## [Written instruction]
Find the lines that contain the word "Verfahren" and copy each one.
######
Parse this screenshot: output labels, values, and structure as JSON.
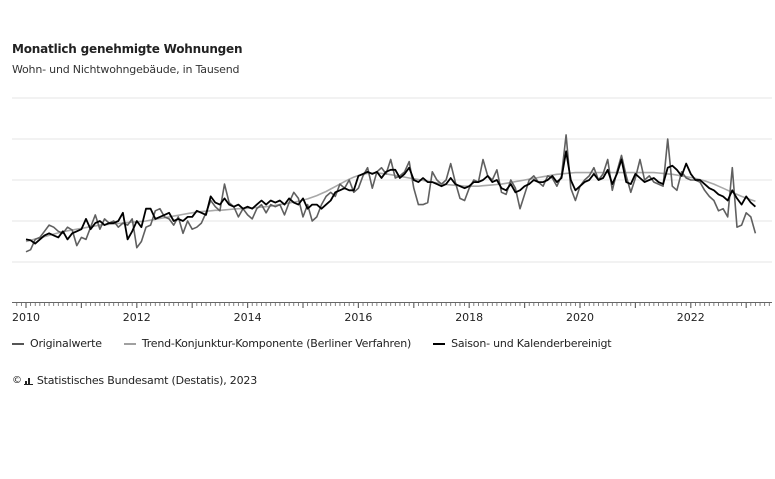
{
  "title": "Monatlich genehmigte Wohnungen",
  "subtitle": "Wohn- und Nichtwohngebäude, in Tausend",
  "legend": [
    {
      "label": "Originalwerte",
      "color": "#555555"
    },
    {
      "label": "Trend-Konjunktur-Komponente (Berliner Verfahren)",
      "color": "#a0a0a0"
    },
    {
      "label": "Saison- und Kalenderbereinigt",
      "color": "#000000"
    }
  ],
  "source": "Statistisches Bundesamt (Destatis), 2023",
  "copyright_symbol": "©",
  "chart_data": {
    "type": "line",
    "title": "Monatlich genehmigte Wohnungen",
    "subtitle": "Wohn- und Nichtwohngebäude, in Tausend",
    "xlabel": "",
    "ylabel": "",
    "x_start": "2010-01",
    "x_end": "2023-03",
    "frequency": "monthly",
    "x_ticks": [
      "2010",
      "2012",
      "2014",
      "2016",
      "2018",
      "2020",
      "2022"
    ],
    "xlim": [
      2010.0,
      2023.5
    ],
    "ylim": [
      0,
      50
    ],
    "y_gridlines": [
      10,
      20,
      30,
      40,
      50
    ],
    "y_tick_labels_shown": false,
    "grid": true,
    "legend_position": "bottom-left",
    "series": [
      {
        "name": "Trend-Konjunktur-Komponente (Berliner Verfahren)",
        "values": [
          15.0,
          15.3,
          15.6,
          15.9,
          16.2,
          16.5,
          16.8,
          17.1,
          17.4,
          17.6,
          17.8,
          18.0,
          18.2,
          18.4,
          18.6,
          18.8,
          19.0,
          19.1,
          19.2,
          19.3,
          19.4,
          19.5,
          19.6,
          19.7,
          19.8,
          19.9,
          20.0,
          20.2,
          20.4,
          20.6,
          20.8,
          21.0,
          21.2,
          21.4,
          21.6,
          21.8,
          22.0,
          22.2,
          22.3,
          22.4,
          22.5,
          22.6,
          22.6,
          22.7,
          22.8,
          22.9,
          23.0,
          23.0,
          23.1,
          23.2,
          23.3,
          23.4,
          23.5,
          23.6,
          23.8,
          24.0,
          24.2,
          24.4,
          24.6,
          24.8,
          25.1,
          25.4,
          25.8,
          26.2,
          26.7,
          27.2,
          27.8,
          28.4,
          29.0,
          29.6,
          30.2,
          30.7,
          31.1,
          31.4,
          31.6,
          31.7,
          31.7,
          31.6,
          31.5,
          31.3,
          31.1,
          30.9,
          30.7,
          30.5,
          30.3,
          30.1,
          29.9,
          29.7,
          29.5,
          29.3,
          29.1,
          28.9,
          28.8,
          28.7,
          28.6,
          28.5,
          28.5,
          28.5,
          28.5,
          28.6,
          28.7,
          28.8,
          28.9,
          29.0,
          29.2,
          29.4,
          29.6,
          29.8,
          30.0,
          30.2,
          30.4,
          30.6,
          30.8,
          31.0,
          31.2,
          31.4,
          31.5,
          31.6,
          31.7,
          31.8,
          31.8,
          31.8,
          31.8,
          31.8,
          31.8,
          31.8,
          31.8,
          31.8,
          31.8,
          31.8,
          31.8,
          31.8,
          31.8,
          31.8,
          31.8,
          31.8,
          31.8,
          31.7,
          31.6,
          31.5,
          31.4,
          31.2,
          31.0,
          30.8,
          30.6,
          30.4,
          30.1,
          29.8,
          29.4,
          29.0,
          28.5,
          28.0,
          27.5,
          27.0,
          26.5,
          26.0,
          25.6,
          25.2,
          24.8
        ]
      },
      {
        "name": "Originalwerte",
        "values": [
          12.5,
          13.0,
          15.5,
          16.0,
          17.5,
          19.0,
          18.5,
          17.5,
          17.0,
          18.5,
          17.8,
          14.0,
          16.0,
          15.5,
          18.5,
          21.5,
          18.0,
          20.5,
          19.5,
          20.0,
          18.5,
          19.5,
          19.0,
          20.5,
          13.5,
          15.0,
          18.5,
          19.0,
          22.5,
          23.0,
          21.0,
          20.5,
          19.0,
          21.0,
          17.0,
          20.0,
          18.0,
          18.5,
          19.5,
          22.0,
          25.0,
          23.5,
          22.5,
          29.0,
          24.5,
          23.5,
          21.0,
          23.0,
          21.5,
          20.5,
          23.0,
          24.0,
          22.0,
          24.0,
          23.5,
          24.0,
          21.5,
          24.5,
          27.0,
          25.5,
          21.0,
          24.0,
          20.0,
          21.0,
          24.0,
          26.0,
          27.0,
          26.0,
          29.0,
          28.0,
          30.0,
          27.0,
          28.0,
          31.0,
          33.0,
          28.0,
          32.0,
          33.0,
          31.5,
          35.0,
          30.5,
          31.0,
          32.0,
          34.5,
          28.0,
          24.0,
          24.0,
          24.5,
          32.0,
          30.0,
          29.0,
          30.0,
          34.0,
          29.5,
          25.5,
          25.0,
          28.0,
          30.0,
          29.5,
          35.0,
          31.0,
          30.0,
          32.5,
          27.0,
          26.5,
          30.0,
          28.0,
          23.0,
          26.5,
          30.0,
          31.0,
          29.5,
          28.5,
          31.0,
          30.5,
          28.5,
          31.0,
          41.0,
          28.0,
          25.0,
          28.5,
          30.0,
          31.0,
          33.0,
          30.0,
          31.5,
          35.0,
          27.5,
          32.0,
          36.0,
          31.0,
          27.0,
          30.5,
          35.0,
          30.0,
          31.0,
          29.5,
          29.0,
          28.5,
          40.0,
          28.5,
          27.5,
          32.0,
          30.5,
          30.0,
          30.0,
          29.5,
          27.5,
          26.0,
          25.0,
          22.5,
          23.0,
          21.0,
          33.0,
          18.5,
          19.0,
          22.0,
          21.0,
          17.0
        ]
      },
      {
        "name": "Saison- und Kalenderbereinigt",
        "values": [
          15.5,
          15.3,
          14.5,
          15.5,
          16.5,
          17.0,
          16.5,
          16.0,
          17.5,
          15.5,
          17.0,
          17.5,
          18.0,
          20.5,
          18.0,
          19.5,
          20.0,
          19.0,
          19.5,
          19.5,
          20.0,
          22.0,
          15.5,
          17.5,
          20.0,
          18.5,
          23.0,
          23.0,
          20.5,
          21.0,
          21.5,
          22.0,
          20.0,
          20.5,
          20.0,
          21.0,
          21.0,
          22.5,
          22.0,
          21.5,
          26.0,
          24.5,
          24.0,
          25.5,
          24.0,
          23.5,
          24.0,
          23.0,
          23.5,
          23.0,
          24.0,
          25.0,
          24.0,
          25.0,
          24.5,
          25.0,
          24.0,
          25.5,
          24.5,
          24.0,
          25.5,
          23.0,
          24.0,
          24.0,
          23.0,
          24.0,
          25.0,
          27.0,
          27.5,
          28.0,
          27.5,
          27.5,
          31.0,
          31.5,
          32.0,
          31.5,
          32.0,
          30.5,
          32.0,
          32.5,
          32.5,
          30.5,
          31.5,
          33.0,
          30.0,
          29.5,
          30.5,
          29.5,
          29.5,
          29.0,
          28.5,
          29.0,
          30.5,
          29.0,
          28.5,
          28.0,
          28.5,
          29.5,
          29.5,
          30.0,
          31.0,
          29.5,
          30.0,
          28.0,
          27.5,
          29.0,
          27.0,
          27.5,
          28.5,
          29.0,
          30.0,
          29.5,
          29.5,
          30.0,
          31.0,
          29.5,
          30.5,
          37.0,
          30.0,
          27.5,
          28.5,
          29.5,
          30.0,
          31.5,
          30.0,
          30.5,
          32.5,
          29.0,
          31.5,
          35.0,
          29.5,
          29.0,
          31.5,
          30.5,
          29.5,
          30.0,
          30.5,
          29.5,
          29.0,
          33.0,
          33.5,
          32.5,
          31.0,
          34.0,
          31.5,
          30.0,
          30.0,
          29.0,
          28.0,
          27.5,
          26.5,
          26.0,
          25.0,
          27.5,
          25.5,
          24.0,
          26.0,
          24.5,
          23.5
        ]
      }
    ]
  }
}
######
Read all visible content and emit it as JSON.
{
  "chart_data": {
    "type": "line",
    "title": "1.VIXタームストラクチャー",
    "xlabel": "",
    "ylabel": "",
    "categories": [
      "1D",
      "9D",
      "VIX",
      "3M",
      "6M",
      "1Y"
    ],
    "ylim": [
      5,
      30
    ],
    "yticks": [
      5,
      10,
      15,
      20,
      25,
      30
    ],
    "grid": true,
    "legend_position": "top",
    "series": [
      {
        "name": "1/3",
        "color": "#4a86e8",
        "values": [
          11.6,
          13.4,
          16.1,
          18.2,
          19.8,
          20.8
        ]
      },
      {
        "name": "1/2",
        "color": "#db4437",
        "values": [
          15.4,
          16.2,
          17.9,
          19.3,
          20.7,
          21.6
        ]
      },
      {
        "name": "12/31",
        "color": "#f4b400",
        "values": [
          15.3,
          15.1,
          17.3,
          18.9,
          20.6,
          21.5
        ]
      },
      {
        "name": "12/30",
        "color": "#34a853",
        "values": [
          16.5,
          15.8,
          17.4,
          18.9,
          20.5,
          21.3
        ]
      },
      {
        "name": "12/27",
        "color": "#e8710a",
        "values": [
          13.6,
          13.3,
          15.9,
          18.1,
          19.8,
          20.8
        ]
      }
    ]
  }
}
######
## [Task response]
      "label": "Trend-Konjunktur-Komponente (Berliner Verfahren)",
        "name": "Trend-Konjunktur-Komponente (Berliner Verfahren)",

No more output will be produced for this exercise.